> _Requirements_
Echo the lines from the first one through the line containing "- text-line: وسار", both ends included, character for character.

> _Record extracts_
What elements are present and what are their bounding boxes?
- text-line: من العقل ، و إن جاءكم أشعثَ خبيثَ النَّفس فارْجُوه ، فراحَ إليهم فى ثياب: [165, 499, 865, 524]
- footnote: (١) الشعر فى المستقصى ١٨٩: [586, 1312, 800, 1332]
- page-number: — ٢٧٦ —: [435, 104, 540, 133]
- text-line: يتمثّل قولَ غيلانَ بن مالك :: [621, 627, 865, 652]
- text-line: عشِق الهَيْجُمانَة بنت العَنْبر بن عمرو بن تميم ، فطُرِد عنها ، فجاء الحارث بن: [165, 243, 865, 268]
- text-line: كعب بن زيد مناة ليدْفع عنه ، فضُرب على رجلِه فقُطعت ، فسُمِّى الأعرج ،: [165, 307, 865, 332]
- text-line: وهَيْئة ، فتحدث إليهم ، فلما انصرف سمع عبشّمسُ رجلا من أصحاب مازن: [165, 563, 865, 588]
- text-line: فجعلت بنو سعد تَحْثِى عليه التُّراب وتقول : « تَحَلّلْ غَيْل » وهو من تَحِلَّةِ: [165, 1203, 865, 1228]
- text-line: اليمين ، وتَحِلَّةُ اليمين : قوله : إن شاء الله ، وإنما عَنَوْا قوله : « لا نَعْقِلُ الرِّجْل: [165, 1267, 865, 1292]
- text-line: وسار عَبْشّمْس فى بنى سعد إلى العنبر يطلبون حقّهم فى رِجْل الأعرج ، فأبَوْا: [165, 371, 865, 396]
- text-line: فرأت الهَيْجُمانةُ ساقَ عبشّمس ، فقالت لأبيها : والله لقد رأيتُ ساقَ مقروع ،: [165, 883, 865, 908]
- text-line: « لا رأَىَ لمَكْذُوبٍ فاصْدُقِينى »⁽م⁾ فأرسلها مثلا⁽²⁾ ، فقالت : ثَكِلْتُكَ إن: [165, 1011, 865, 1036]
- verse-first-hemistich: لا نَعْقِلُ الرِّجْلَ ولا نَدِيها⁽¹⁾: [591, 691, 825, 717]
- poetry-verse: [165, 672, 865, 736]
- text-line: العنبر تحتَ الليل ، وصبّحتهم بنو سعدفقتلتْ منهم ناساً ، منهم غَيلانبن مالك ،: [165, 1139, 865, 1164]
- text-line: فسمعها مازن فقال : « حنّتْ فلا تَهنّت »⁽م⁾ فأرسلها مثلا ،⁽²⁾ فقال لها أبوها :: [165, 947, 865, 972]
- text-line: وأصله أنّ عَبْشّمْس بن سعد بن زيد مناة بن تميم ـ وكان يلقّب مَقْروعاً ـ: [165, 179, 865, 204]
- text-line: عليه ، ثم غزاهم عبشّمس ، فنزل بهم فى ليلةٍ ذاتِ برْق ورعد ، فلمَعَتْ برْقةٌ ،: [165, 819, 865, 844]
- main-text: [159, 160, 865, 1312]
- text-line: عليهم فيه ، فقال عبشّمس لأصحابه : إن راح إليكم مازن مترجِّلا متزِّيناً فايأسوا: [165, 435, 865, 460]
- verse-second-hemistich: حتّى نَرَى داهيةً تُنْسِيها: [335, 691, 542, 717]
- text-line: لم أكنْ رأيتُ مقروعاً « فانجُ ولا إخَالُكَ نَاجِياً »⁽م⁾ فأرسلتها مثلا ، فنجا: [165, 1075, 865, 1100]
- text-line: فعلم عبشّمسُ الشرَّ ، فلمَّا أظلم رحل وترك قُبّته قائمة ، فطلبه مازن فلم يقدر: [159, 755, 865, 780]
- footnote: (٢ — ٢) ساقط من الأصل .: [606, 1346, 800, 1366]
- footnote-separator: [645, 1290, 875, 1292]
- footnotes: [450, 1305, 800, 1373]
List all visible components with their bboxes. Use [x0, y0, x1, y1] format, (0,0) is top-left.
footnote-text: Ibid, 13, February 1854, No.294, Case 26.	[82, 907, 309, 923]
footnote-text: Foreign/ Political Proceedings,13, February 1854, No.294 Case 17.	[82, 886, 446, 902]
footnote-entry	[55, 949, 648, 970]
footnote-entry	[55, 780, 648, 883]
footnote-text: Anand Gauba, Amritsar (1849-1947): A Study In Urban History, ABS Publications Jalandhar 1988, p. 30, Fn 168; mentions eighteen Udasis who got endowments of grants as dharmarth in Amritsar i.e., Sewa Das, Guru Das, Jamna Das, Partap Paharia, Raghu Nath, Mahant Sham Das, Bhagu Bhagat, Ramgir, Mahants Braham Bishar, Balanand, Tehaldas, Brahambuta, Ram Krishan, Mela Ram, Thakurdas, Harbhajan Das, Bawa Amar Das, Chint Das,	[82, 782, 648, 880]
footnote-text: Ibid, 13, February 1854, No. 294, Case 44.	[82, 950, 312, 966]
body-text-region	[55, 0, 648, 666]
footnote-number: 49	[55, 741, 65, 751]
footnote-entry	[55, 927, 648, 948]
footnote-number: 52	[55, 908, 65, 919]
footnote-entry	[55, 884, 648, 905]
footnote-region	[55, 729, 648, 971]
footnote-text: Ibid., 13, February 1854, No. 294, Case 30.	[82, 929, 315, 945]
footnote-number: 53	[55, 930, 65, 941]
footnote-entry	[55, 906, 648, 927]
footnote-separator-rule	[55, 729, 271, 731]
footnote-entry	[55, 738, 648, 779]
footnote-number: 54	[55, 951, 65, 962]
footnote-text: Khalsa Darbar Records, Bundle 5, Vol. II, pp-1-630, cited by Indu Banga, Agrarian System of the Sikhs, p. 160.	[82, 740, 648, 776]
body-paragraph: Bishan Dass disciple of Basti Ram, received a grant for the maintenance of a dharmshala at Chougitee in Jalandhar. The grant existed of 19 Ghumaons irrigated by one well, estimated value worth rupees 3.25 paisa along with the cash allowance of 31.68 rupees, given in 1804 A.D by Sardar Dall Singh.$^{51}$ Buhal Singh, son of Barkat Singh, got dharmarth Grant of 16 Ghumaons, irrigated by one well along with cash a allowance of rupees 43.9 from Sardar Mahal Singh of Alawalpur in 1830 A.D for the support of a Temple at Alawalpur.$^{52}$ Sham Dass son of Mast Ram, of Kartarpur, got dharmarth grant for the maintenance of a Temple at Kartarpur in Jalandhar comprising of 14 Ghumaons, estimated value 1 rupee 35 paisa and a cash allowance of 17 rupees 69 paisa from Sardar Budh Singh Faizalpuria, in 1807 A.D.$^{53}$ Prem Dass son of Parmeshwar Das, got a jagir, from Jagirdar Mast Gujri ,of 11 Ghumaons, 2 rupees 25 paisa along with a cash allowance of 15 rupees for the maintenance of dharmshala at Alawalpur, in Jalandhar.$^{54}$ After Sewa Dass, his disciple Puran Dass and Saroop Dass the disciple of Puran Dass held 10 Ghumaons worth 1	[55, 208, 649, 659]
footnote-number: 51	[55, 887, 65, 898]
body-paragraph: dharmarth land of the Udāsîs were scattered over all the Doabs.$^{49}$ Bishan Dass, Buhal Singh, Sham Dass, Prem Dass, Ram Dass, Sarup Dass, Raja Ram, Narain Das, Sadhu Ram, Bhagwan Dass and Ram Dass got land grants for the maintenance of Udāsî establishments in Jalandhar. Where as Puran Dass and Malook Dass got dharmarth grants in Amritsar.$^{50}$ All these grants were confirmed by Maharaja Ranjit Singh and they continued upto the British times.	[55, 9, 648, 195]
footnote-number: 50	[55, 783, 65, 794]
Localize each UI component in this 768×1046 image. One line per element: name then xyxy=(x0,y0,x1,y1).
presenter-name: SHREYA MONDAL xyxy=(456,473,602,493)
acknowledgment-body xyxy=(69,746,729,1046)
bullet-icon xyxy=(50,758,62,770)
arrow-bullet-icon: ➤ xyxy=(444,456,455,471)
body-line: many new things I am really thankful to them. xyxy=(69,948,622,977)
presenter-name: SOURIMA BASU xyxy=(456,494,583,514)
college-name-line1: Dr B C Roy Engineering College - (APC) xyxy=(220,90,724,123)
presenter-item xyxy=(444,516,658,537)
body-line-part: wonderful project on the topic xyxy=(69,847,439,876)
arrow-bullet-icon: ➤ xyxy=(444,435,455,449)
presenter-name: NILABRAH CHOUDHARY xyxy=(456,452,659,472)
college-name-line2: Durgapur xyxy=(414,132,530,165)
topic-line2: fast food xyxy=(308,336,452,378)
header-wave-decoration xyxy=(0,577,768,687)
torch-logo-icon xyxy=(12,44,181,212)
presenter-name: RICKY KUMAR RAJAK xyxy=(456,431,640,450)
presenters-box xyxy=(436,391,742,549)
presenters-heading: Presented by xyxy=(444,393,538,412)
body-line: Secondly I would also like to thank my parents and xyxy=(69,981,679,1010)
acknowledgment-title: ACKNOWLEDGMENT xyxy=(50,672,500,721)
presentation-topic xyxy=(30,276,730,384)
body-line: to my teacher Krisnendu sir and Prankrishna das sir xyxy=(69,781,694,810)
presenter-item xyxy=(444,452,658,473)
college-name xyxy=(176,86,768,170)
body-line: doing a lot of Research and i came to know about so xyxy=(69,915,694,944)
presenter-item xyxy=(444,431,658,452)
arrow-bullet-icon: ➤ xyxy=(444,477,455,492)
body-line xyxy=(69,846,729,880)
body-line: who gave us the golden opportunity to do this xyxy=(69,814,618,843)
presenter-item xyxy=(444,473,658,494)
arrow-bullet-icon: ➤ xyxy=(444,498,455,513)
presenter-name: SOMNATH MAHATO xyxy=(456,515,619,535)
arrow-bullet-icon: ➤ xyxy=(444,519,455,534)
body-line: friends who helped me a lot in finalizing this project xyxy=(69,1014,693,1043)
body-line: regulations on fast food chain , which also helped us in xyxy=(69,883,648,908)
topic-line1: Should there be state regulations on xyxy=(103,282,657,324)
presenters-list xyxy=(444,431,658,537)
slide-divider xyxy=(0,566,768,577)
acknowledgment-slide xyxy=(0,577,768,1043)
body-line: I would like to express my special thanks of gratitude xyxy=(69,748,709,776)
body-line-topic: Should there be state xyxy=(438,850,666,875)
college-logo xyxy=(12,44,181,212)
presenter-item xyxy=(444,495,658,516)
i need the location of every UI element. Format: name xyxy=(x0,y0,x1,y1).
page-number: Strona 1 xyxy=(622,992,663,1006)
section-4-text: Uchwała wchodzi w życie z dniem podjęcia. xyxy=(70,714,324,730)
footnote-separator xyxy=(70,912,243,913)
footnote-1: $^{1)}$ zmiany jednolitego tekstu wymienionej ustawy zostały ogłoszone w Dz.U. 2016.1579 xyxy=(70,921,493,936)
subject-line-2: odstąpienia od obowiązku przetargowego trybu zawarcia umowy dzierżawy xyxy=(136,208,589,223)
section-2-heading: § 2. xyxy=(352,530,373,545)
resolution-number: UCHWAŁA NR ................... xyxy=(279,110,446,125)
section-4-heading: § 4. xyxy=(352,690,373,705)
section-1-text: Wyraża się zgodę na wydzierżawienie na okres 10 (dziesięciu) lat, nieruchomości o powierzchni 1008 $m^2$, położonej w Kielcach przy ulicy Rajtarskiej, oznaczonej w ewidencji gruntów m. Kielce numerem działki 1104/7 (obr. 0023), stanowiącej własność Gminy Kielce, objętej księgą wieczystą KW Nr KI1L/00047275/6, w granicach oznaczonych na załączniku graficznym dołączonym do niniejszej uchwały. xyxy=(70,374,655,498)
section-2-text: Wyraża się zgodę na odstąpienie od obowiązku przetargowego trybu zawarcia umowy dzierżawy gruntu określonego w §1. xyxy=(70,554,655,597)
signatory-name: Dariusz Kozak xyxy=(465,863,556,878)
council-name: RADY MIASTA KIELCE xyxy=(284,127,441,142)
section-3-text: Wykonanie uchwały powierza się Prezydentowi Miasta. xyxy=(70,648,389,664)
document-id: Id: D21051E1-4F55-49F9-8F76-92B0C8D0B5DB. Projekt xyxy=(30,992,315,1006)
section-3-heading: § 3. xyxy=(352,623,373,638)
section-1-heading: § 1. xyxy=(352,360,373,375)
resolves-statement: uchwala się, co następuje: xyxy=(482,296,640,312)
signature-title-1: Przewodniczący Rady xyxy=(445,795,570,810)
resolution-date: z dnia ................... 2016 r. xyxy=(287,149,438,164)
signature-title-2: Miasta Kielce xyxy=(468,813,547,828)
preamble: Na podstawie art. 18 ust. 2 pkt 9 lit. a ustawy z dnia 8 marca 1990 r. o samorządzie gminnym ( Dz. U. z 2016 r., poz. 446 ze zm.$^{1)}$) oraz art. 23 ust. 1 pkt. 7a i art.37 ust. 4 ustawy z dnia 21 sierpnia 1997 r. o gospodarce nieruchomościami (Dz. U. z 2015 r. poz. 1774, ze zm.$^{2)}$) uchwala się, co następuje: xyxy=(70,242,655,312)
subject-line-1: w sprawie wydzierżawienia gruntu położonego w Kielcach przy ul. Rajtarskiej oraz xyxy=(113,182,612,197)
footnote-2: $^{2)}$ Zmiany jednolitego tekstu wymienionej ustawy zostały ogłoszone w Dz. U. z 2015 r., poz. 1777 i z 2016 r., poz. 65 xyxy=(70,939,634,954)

> _Reply to the exercise_
What elements are present and what are their bounding boxes?
- text-line: من العقل ، و إن جاءكم أشعثَ خبيثَ النَّفس فارْجُوه ، فراحَ إليهم فى ثياب: [165, 499, 865, 524]
- footnote: (١) الشعر فى المستقصى ١٨٩: [586, 1312, 800, 1332]
- page-number: — ٢٧٦ —: [435, 104, 540, 133]
- text-line: يتمثّل قولَ غيلانَ بن مالك :: [621, 627, 865, 652]
- text-line: عشِق الهَيْجُمانَة بنت العَنْبر بن عمرو بن تميم ، فطُرِد عنها ، فجاء الحارث بن: [165, 243, 865, 268]
- text-line: كعب بن زيد مناة ليدْفع عنه ، فضُرب على رجلِه فقُطعت ، فسُمِّى الأعرج ،: [165, 307, 865, 332]
- text-line: وهَيْئة ، فتحدث إليهم ، فلما انصرف سمع عبشّمسُ رجلا من أصحاب مازن: [165, 563, 865, 588]
- text-line: فجعلت بنو سعد تَحْثِى عليه التُّراب وتقول : « تَحَلّلْ غَيْل » وهو من تَحِلَّةِ: [165, 1203, 865, 1228]
- text-line: اليمين ، وتَحِلَّةُ اليمين : قوله : إن شاء الله ، وإنما عَنَوْا قوله : « لا نَعْقِلُ الرِّجْل: [165, 1267, 865, 1292]
- text-line: وسار عَبْشّمْس فى بنى سعد إلى العنبر يطلبون حقّهم فى رِجْل الأعرج ، فأبَوْا: [165, 371, 865, 396]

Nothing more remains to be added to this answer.